Recorded data »
━━━━━━━━━━━━━━━━
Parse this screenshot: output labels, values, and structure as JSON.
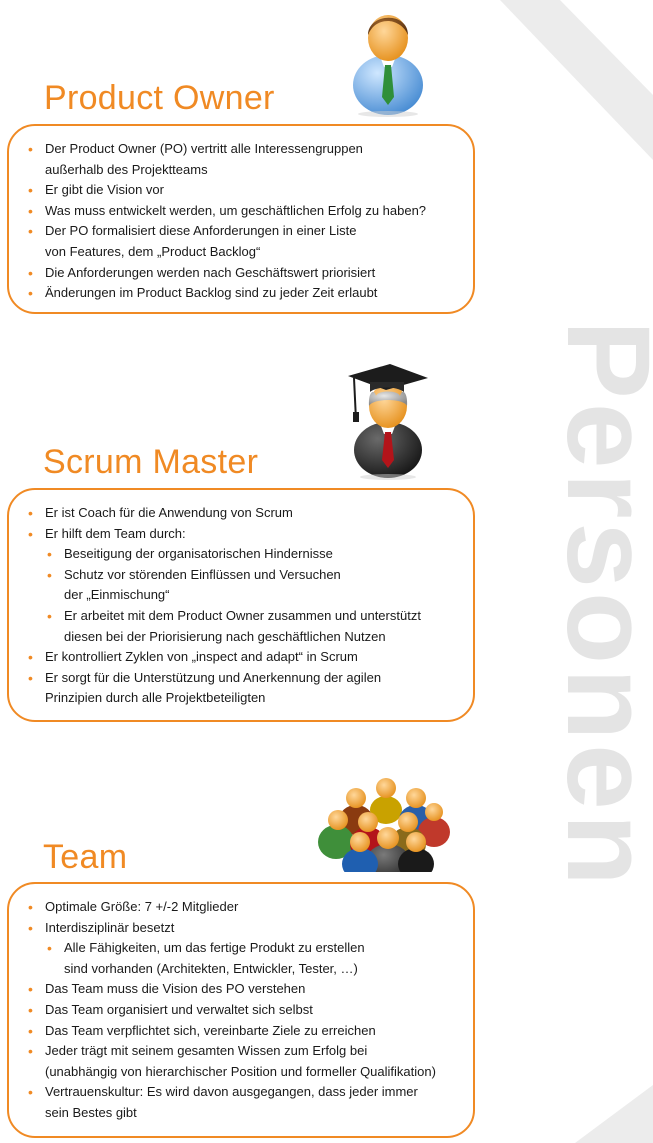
{
  "side_word": "Personen",
  "colors": {
    "accent": "#f08a24",
    "watermark": "#e4e4e4"
  },
  "sections": [
    {
      "title": "Product Owner",
      "icon": "businessman-icon",
      "items": [
        "Der Product Owner (PO) vertritt alle Interessengruppen",
        "außerhalb des Projektteams",
        "Er gibt die Vision vor",
        "Was muss entwickelt werden, um geschäftlichen Erfolg zu haben?",
        "Der PO formalisiert diese Anforderungen in einer Liste",
        "von Features, dem „Product Backlog“",
        "Die Anforderungen werden nach Geschäftswert priorisiert",
        "Änderungen im Product Backlog sind zu jeder Zeit erlaubt"
      ]
    },
    {
      "title": "Scrum Master",
      "icon": "graduate-icon",
      "items": [
        "Er ist Coach für die Anwendung von Scrum",
        "Er hilft dem Team durch:",
        "Beseitigung der organisatorischen Hindernisse",
        "Schutz vor störenden Einflüssen und Versuchen",
        "der „Einmischung“",
        "Er arbeitet mit dem Product Owner zusammen und unterstützt",
        "diesen bei der Priorisierung nach geschäftlichen Nutzen",
        "Er kontrolliert Zyklen von „inspect and adapt“ in Scrum",
        "Er sorgt für die Unterstützung und Anerkennung der agilen",
        "Prinzipien durch alle Projektbeteiligten"
      ]
    },
    {
      "title": "Team",
      "icon": "team-group-icon",
      "items": [
        "Optimale Größe: 7 +/-2 Mitglieder",
        "Interdisziplinär besetzt",
        "Alle Fähigkeiten, um das fertige Produkt zu erstellen",
        "sind vorhanden (Architekten, Entwickler, Tester, …)",
        "Das Team muss die Vision des PO verstehen",
        "Das Team organisiert und verwaltet sich selbst",
        "Das Team verpflichtet sich, vereinbarte Ziele zu erreichen",
        "Jeder trägt mit seinem gesamten Wissen zum Erfolg bei",
        "(unabhängig von hierarchischer Position und formeller Qualifikation)",
        "Vertrauenskultur: Es wird davon ausgegangen, dass jeder immer",
        "sein Bestes gibt"
      ]
    }
  ]
}
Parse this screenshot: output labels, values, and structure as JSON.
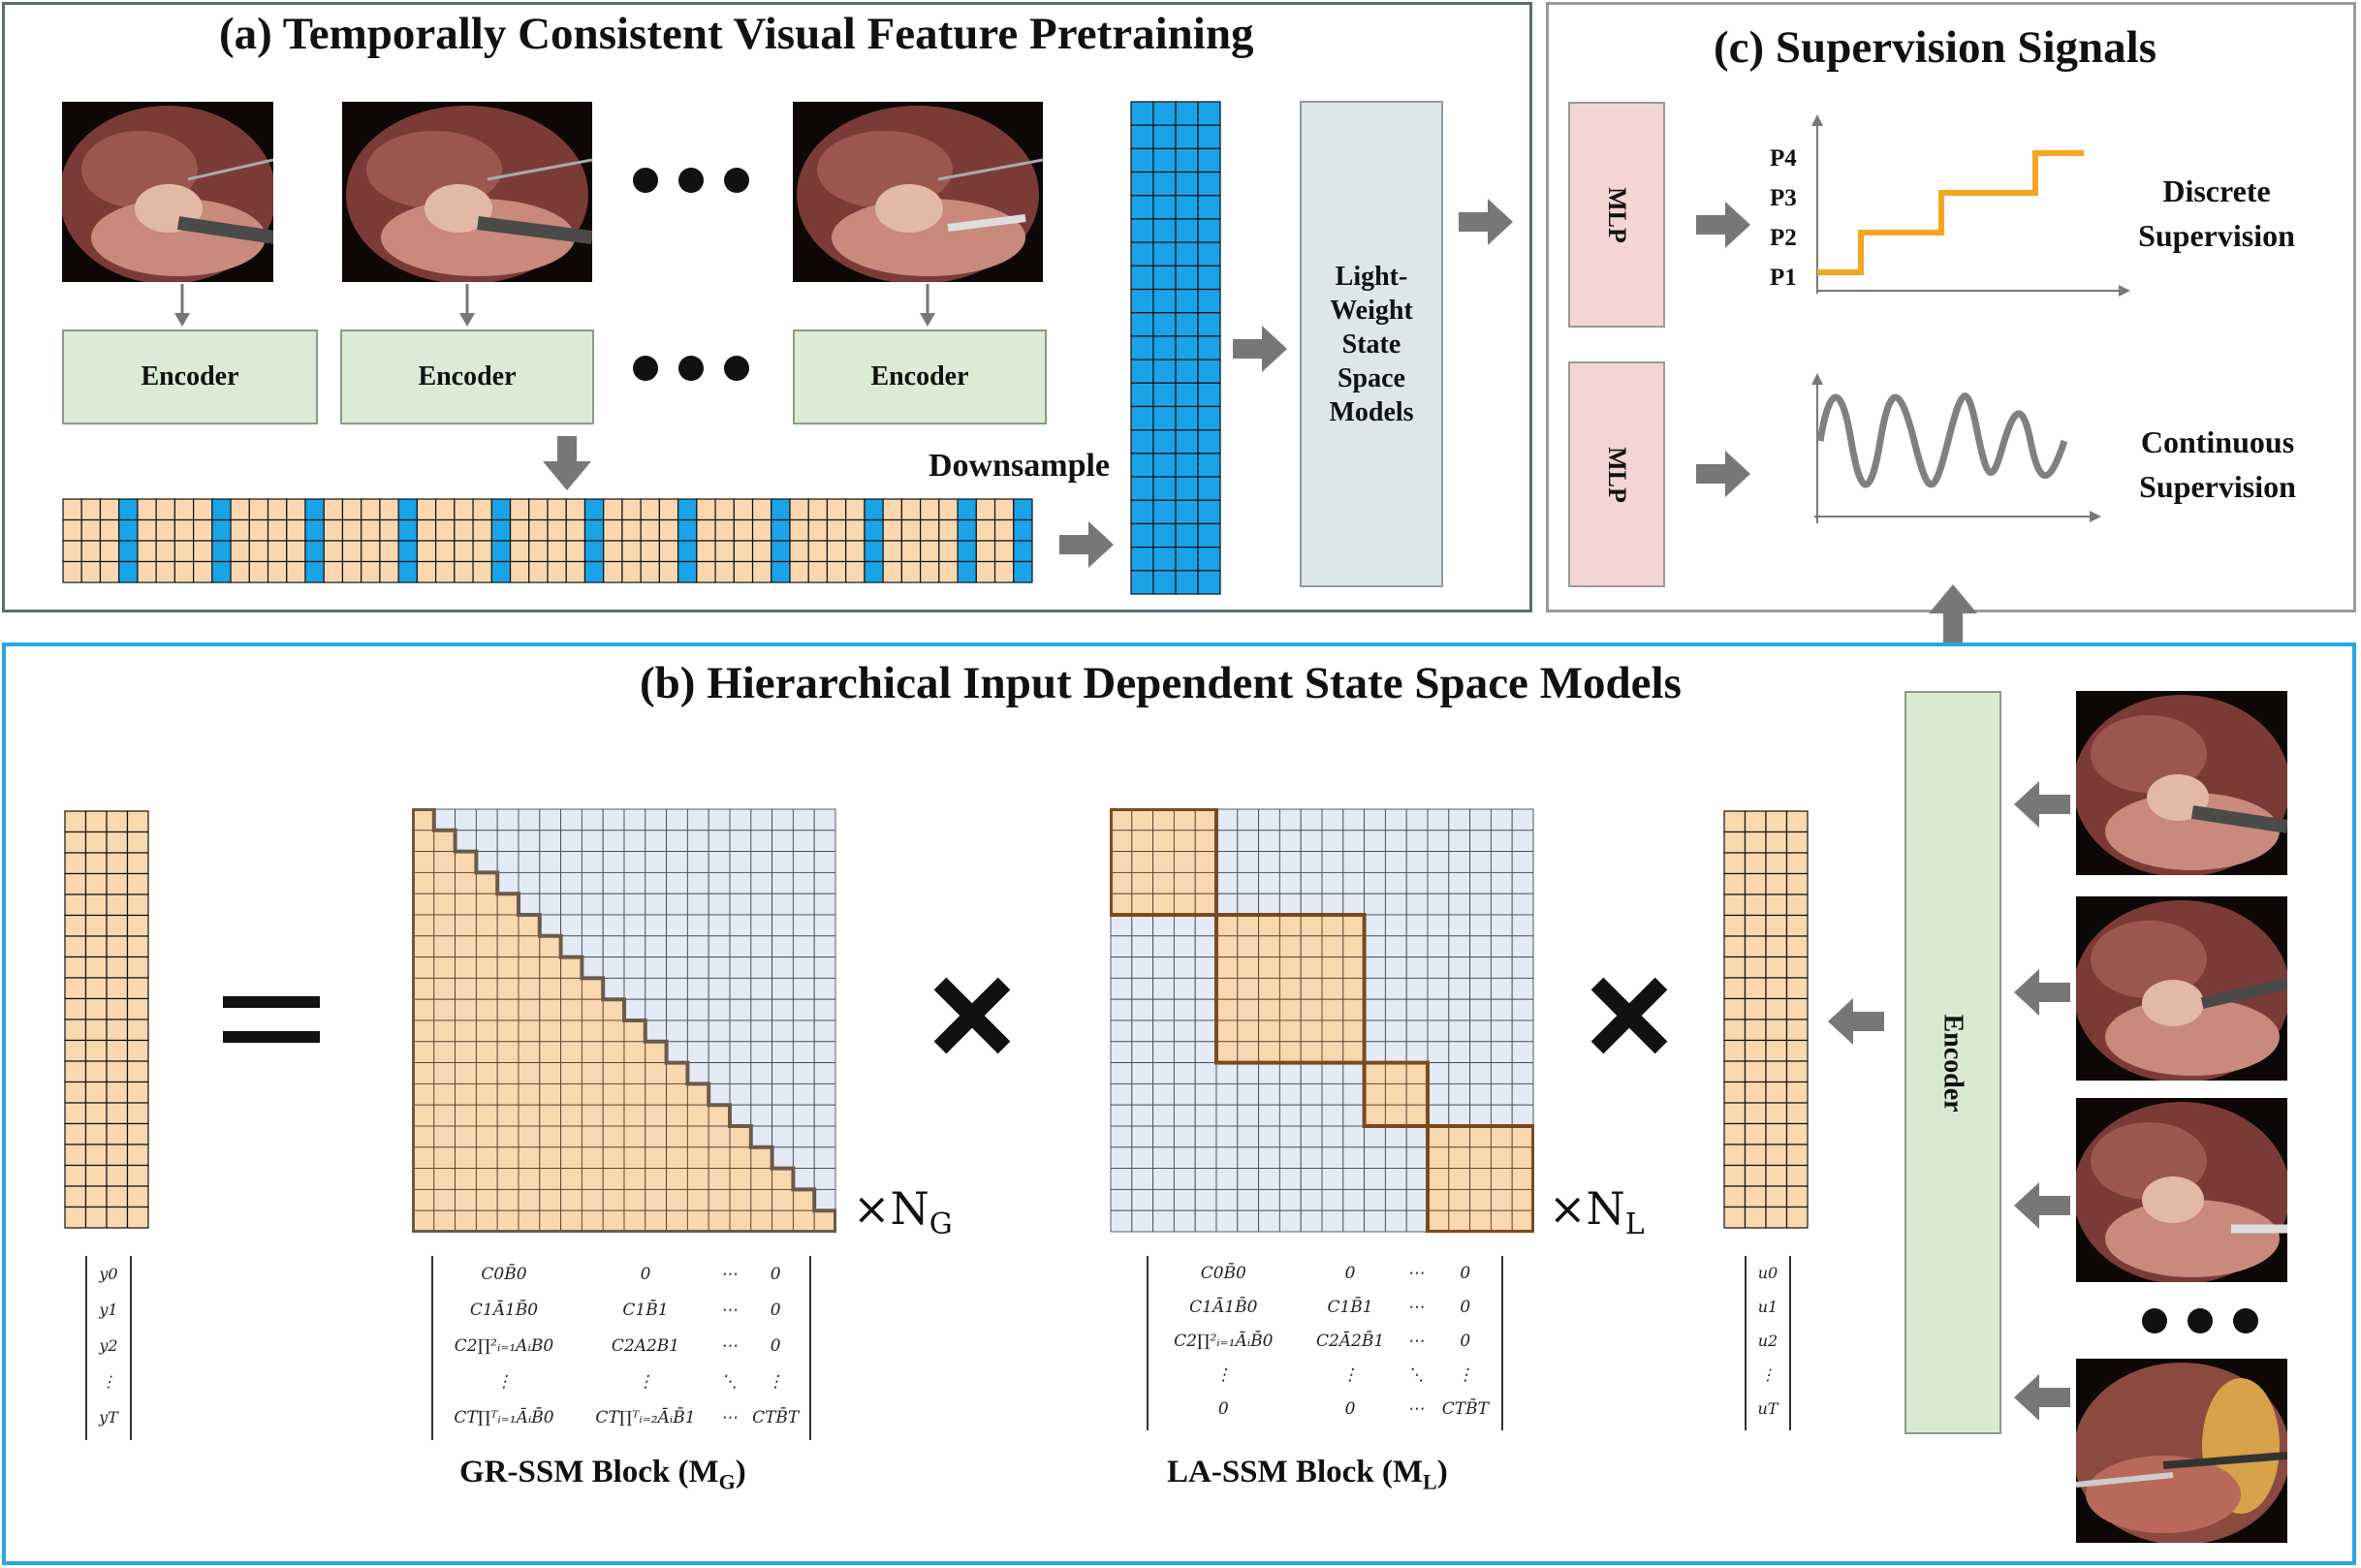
{
  "panel_a": {
    "title": "(a) Temporally Consistent Visual Feature Pretraining",
    "encoder_labels": [
      "Encoder",
      "Encoder",
      "Encoder"
    ],
    "downsample_label": "Downsample",
    "lightweight_label": [
      "Light-",
      "Weight",
      "State",
      "Space",
      "Models"
    ]
  },
  "panel_c": {
    "title": "(c) Supervision Signals",
    "mlp_top": "MLP",
    "mlp_bottom": "MLP",
    "phase_labels": [
      "P4",
      "P3",
      "P2",
      "P1"
    ],
    "discrete_label": [
      "Discrete",
      "Supervision"
    ],
    "continuous_label": [
      "Continuous",
      "Supervision"
    ],
    "colors": {
      "step_line": "#f5a623",
      "wave_line": "#808080"
    }
  },
  "panel_b": {
    "title": "(b) Hierarchical Input Dependent State Space Models",
    "encoder_label": "Encoder",
    "gr_times": "×N",
    "gr_sub": "G",
    "la_times": "×N",
    "la_sub": "L",
    "gr_caption": "GR-SSM Block (M",
    "gr_caption_sub": "G",
    "la_caption": "LA-SSM Block (M",
    "la_caption_sub": "L",
    "caption_close": ")",
    "y_vector": [
      "y0",
      "y1",
      "y2",
      "⋮",
      "yT"
    ],
    "u_vector": [
      "u0",
      "u1",
      "u2",
      "⋮",
      "uT"
    ],
    "gr_matrix": [
      [
        "C0B̄0",
        "0",
        "⋯",
        "0"
      ],
      [
        "C1Ā1B̄0",
        "C1B̄1",
        "⋯",
        "0"
      ],
      [
        "C2∏²ᵢ₌₁AᵢB0",
        "C2A2B1",
        "⋯",
        "0"
      ],
      [
        "⋮",
        "⋮",
        "⋱",
        "⋮"
      ],
      [
        "CT∏ᵀᵢ₌₁ĀᵢB̄0",
        "CT∏ᵀᵢ₌₂ĀᵢB̄1",
        "⋯",
        "CTB̄T"
      ]
    ],
    "la_matrix": [
      [
        "C0B̄0",
        "0",
        "⋯",
        "0"
      ],
      [
        "C1Ā1B̄0",
        "C1B̄1",
        "⋯",
        "0"
      ],
      [
        "C2∏²ᵢ₌₁ĀᵢB̄0",
        "C2Ā2B̄1",
        "⋯",
        "0"
      ],
      [
        "⋮",
        "⋮",
        "⋱",
        "⋮"
      ],
      [
        "0",
        "0",
        "⋯",
        "CTB̄T"
      ]
    ]
  },
  "colors": {
    "panel_a_border": "#5c6b77",
    "panel_b_border": "#2aa7e0",
    "panel_c_border": "#9a9a9a",
    "feature_orange": "#f9d8b0",
    "feature_blue": "#1aa3e6",
    "matrix_light": "#e4ebf6",
    "block_border": "#7a4a1e"
  }
}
━━━━━━━━━━━━━━━━
Description of the task »
Keep the pictures out of the copy and write out the data exactly as it stands.

Solution »
Parse this screenshot: output labels, values, and structure as JSON.
{
  "side_word": "Personen",
  "colors": {
    "accent": "#f08a24",
    "watermark": "#e4e4e4"
  },
  "sections": [
    {
      "title": "Product Owner",
      "icon": "businessman-icon",
      "items": [
        "Der Product Owner (PO) vertritt alle Interessengruppen",
        "außerhalb des Projektteams",
        "Er gibt die Vision vor",
        "Was muss entwickelt werden, um geschäftlichen Erfolg zu haben?",
        "Der PO formalisiert diese Anforderungen in einer Liste",
        "von Features, dem „Product Backlog“",
        "Die Anforderungen werden nach Geschäftswert priorisiert",
        "Änderungen im Product Backlog sind zu jeder Zeit erlaubt"
      ]
    },
    {
      "title": "Scrum Master",
      "icon": "graduate-icon",
      "items": [
        "Er ist Coach für die Anwendung von Scrum",
        "Er hilft dem Team durch:",
        "Beseitigung der organisatorischen Hindernisse",
        "Schutz vor störenden Einflüssen und Versuchen",
        "der „Einmischung“",
        "Er arbeitet mit dem Product Owner zusammen und unterstützt",
        "diesen bei der Priorisierung nach geschäftlichen Nutzen",
        "Er kontrolliert Zyklen von „inspect and adapt“ in Scrum",
        "Er sorgt für die Unterstützung und Anerkennung der agilen",
        "Prinzipien durch alle Projektbeteiligten"
      ]
    },
    {
      "title": "Team",
      "icon": "team-group-icon",
      "items": [
        "Optimale Größe: 7 +/-2 Mitglieder",
        "Interdisziplinär besetzt",
        "Alle Fähigkeiten, um das fertige Produkt zu erstellen",
        "sind vorhanden (Architekten, Entwickler, Tester, …)",
        "Das Team muss die Vision des PO verstehen",
        "Das Team organisiert und verwaltet sich selbst",
        "Das Team verpflichtet sich, vereinbarte Ziele zu erreichen",
        "Jeder trägt mit seinem gesamten Wissen zum Erfolg bei",
        "(unabhängig von hierarchischer Position und formeller Qualifikation)",
        "Vertrauenskultur: Es wird davon ausgegangen, dass jeder immer",
        "sein Bestes gibt"
      ]
    }
  ]
}
Parse this screenshot: output labels, values, and structure as JSON.
{
  "panel_a": {
    "title": "(a) Temporally Consistent Visual Feature Pretraining",
    "encoder_labels": [
      "Encoder",
      "Encoder",
      "Encoder"
    ],
    "downsample_label": "Downsample",
    "lightweight_label": [
      "Light-",
      "Weight",
      "State",
      "Space",
      "Models"
    ]
  },
  "panel_c": {
    "title": "(c) Supervision Signals",
    "mlp_top": "MLP",
    "mlp_bottom": "MLP",
    "phase_labels": [
      "P4",
      "P3",
      "P2",
      "P1"
    ],
    "discrete_label": [
      "Discrete",
      "Supervision"
    ],
    "continuous_label": [
      "Continuous",
      "Supervision"
    ],
    "colors": {
      "step_line": "#f5a623",
      "wave_line": "#808080"
    }
  },
  "panel_b": {
    "title": "(b) Hierarchical Input Dependent State Space Models",
    "encoder_label": "Encoder",
    "gr_times": "×N",
    "gr_sub": "G",
    "la_times": "×N",
    "la_sub": "L",
    "gr_caption": "GR-SSM Block (M",
    "gr_caption_sub": "G",
    "la_caption": "LA-SSM Block (M",
    "la_caption_sub": "L",
    "caption_close": ")",
    "y_vector": [
      "y0",
      "y1",
      "y2",
      "⋮",
      "yT"
    ],
    "u_vector": [
      "u0",
      "u1",
      "u2",
      "⋮",
      "uT"
    ],
    "gr_matrix": [
      [
        "C0B̄0",
        "0",
        "⋯",
        "0"
      ],
      [
        "C1Ā1B̄0",
        "C1B̄1",
        "⋯",
        "0"
      ],
      [
        "C2∏²ᵢ₌₁AᵢB0",
        "C2A2B1",
        "⋯",
        "0"
      ],
      [
        "⋮",
        "⋮",
        "⋱",
        "⋮"
      ],
      [
        "CT∏ᵀᵢ₌₁ĀᵢB̄0",
        "CT∏ᵀᵢ₌₂ĀᵢB̄1",
        "⋯",
        "CTB̄T"
      ]
    ],
    "la_matrix": [
      [
        "C0B̄0",
        "0",
        "⋯",
        "0"
      ],
      [
        "C1Ā1B̄0",
        "C1B̄1",
        "⋯",
        "0"
      ],
      [
        "C2∏²ᵢ₌₁ĀᵢB̄0",
        "C2Ā2B̄1",
        "⋯",
        "0"
      ],
      [
        "⋮",
        "⋮",
        "⋱",
        "⋮"
      ],
      [
        "0",
        "0",
        "⋯",
        "CTB̄T"
      ]
    ]
  },
  "colors": {
    "panel_a_border": "#5c6b77",
    "panel_b_border": "#2aa7e0",
    "panel_c_border": "#9a9a9a",
    "feature_orange": "#f9d8b0",
    "feature_blue": "#1aa3e6",
    "matrix_light": "#e4ebf6",
    "block_border": "#7a4a1e"
  }
}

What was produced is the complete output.